■ Stated goal ■
The listing below should be written out exactly; please include all of it.
---------- Information shown
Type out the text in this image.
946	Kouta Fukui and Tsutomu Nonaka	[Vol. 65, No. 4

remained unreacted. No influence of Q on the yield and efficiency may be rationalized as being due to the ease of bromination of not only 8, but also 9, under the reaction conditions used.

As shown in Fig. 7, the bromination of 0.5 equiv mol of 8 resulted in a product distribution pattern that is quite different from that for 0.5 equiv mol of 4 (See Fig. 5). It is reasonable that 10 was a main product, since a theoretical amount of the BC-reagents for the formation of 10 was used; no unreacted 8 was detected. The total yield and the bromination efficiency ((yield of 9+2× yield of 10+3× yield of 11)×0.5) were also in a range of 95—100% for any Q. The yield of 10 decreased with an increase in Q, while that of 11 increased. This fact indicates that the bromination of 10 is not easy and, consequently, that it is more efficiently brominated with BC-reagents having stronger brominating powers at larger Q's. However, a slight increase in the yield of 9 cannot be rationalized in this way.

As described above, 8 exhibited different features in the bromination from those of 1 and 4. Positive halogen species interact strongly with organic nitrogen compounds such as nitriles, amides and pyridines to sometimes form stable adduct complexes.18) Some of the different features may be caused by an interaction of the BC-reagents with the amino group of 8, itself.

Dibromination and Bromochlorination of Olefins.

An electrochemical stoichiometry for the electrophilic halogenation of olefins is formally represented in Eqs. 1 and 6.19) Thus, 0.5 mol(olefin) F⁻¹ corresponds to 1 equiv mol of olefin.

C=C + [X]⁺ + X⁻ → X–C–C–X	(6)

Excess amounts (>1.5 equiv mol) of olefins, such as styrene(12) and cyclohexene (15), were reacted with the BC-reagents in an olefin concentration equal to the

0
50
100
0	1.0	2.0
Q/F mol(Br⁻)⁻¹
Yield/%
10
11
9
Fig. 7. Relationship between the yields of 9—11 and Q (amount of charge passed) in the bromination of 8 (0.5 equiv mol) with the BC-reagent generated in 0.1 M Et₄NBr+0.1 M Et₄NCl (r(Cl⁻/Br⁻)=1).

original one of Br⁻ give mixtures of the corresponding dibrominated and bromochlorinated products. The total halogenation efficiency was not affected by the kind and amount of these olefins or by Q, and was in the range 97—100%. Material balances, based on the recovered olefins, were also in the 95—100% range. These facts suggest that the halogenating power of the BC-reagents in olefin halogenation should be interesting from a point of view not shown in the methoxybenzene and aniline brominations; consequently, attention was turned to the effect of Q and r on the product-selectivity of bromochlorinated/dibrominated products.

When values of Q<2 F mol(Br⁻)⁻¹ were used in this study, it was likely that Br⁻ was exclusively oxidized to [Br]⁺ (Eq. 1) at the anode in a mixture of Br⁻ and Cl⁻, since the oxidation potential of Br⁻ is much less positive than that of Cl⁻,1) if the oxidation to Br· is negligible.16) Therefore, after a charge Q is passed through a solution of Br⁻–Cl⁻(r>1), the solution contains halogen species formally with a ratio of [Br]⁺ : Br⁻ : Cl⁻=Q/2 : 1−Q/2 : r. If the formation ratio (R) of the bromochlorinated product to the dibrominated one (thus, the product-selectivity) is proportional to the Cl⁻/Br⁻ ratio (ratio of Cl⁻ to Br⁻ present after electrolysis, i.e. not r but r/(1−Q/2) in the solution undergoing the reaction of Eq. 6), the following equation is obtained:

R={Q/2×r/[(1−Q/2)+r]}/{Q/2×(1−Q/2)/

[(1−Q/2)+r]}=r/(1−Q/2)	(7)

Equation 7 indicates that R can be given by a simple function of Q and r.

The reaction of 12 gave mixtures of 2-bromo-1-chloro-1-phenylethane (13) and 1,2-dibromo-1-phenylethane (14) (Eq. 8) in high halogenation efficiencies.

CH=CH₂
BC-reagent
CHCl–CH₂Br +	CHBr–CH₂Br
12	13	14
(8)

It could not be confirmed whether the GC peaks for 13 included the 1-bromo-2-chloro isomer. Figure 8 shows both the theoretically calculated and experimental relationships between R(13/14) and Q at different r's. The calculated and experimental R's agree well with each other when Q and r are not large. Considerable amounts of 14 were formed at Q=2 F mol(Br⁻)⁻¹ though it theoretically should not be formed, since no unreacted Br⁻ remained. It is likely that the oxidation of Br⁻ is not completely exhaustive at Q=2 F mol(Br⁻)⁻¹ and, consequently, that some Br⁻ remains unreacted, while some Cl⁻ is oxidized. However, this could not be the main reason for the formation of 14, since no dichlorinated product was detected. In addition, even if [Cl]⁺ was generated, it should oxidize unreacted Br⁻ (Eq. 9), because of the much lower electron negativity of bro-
--------------------
■ Completed task ■
Type out the text in this image.
946	Kouta Fukui and Tsutomu Nonaka	[Vol. 65, No. 4

remained unreacted. No influence of Q on the yield and efficiency may be rationalized as being due to the ease of bromination of not only 8, but also 9, under the reaction conditions used.

As shown in Fig. 7, the bromination of 0.5 equiv mol of 8 resulted in a product distribution pattern that is quite different from that for 0.5 equiv mol of 4 (See Fig. 5). It is reasonable that 10 was a main product, since a theoretical amount of the BC-reagents for the formation of 10 was used; no unreacted 8 was detected. The total yield and the bromination efficiency ((yield of 9+2× yield of 10+3× yield of 11)×0.5) were also in a range of 95—100% for any Q. The yield of 10 decreased with an increase in Q, while that of 11 increased. This fact indicates that the bromination of 10 is not easy and, consequently, that it is more efficiently brominated with BC-reagents having stronger brominating powers at larger Q's. However, a slight increase in the yield of 9 cannot be rationalized in this way.

As described above, 8 exhibited different features in the bromination from those of 1 and 4. Positive halogen species interact strongly with organic nitrogen compounds such as nitriles, amides and pyridines to sometimes form stable adduct complexes.18) Some of the different features may be caused by an interaction of the BC-reagents with the amino group of 8, itself.

Dibromination and Bromochlorination of Olefins.

An electrochemical stoichiometry for the electrophilic halogenation of olefins is formally represented in Eqs. 1 and 6.19) Thus, 0.5 mol(olefin) F⁻¹ corresponds to 1 equiv mol of olefin.

C=C + [X]⁺ + X⁻ → X–C–C–X	(6)

Excess amounts (>1.5 equiv mol) of olefins, such as styrene(12) and cyclohexene (15), were reacted with the BC-reagents in an olefin concentration equal to the

0
50
100
0	1.0	2.0
Q/F mol(Br⁻)⁻¹
Yield/%
10
11
9
Fig. 7. Relationship between the yields of 9—11 and Q (amount of charge passed) in the bromination of 8 (0.5 equiv mol) with the BC-reagent generated in 0.1 M Et₄NBr+0.1 M Et₄NCl (r(Cl⁻/Br⁻)=1).

original one of Br⁻ give mixtures of the corresponding dibrominated and bromochlorinated products. The total halogenation efficiency was not affected by the kind and amount of these olefins or by Q, and was in the range 97—100%. Material balances, based on the recovered olefins, were also in the 95—100% range. These facts suggest that the halogenating power of the BC-reagents in olefin halogenation should be interesting from a point of view not shown in the methoxybenzene and aniline brominations; consequently, attention was turned to the effect of Q and r on the product-selectivity of bromochlorinated/dibrominated products.

When values of Q<2 F mol(Br⁻)⁻¹ were used in this study, it was likely that Br⁻ was exclusively oxidized to [Br]⁺ (Eq. 1) at the anode in a mixture of Br⁻ and Cl⁻, since the oxidation potential of Br⁻ is much less positive than that of Cl⁻,1) if the oxidation to Br· is negligible.16) Therefore, after a charge Q is passed through a solution of Br⁻–Cl⁻(r>1), the solution contains halogen species formally with a ratio of [Br]⁺ : Br⁻ : Cl⁻=Q/2 : 1−Q/2 : r. If the formation ratio (R) of the bromochlorinated product to the dibrominated one (thus, the product-selectivity) is proportional to the Cl⁻/Br⁻ ratio (ratio of Cl⁻ to Br⁻ present after electrolysis, i.e. not r but r/(1−Q/2) in the solution undergoing the reaction of Eq. 6), the following equation is obtained:

R={Q/2×r/[(1−Q/2)+r]}/{Q/2×(1−Q/2)/

[(1−Q/2)+r]}=r/(1−Q/2)	(7)

Equation 7 indicates that R can be given by a simple function of Q and r.

The reaction of 12 gave mixtures of 2-bromo-1-chloro-1-phenylethane (13) and 1,2-dibromo-1-phenylethane (14) (Eq. 8) in high halogenation efficiencies.

CH=CH₂
BC-reagent
CHCl–CH₂Br +	CHBr–CH₂Br
12	13	14
(8)

It could not be confirmed whether the GC peaks for 13 included the 1-bromo-2-chloro isomer. Figure 8 shows both the theoretically calculated and experimental relationships between R(13/14) and Q at different r's. The calculated and experimental R's agree well with each other when Q and r are not large. Considerable amounts of 14 were formed at Q=2 F mol(Br⁻)⁻¹ though it theoretically should not be formed, since no unreacted Br⁻ remained. It is likely that the oxidation of Br⁻ is not completely exhaustive at Q=2 F mol(Br⁻)⁻¹ and, consequently, that some Br⁻ remains unreacted, while some Cl⁻ is oxidized. However, this could not be the main reason for the formation of 14, since no dichlorinated product was detected. In addition, even if [Cl]⁺ was generated, it should oxidize unreacted Br⁻ (Eq. 9), because of the much lower electron negativity of bro-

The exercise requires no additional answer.